## Instruction
Locate the string "Services" in the listing below. Copy every line where it is found.

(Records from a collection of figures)
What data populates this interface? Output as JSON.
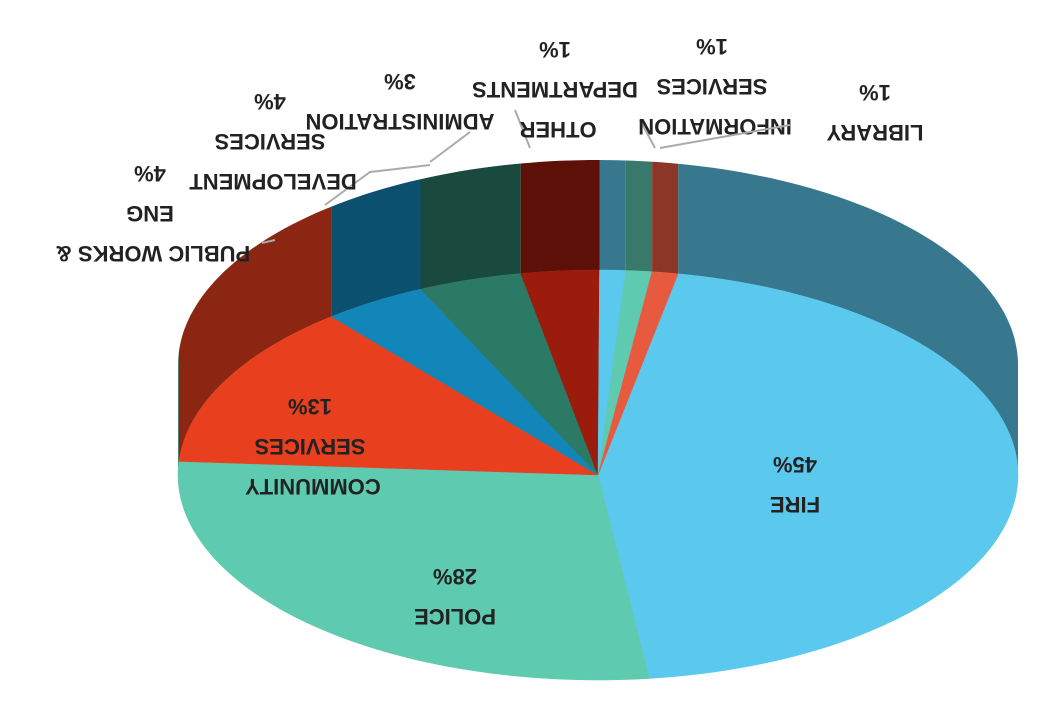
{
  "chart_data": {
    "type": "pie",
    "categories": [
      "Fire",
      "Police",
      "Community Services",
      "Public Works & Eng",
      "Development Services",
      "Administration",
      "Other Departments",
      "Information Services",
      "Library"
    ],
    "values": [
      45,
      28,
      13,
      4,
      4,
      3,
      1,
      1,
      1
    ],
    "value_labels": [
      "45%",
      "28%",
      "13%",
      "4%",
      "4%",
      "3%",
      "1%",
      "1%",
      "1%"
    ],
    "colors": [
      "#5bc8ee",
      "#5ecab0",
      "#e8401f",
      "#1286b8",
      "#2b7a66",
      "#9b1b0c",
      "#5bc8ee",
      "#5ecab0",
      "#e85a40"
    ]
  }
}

## Full answer
      "Community Services",
      "Development Services",
      "Information Services",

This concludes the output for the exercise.